**Given task**
Copy, from the entries below, each line where the word "EXTRACT" can be found.

**Input data**
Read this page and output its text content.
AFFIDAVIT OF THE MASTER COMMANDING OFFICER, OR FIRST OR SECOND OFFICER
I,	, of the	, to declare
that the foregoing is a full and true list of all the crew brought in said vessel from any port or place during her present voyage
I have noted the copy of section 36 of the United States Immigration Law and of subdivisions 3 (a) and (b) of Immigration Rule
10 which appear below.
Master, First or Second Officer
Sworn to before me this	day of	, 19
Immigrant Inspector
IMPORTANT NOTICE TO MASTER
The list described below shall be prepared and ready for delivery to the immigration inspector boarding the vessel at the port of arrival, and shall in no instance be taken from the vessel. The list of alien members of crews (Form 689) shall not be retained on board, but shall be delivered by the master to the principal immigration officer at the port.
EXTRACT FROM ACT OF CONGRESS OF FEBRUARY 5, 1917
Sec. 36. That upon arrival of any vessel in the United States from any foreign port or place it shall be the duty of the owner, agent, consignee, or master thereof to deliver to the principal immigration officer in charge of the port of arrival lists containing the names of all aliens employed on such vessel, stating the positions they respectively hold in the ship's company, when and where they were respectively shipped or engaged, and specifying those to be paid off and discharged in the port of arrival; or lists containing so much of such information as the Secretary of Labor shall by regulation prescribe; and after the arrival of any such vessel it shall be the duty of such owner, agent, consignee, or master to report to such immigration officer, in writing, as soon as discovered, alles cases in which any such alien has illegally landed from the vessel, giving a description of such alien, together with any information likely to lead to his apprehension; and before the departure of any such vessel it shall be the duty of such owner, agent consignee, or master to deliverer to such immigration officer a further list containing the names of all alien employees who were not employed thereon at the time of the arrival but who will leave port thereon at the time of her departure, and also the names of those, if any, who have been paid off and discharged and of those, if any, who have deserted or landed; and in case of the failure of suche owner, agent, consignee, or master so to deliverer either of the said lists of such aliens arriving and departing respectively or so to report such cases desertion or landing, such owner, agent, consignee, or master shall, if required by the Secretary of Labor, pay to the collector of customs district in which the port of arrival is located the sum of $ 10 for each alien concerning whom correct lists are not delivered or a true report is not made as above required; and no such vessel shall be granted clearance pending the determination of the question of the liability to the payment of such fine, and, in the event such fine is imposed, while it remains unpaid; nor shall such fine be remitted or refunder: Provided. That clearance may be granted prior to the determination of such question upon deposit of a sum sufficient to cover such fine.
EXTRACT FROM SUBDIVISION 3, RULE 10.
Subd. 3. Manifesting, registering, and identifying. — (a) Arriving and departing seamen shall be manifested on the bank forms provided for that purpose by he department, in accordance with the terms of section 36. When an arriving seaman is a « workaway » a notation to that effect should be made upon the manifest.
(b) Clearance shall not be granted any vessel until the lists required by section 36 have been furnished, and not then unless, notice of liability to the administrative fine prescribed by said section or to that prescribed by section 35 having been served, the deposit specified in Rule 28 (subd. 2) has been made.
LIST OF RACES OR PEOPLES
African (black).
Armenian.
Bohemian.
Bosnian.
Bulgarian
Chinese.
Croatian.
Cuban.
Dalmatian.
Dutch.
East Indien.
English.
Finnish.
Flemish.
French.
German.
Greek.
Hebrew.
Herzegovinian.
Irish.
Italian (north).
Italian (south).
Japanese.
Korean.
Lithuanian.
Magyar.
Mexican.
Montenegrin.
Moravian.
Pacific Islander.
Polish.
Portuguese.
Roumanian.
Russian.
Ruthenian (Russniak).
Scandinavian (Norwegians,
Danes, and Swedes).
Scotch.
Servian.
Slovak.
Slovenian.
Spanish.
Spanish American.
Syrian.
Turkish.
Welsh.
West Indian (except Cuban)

**Written reply**
EXTRACT FROM ACT OF CONGRESS OF FEBRUARY 5, 1917
EXTRACT FROM SUBDIVISION 3, RULE 10.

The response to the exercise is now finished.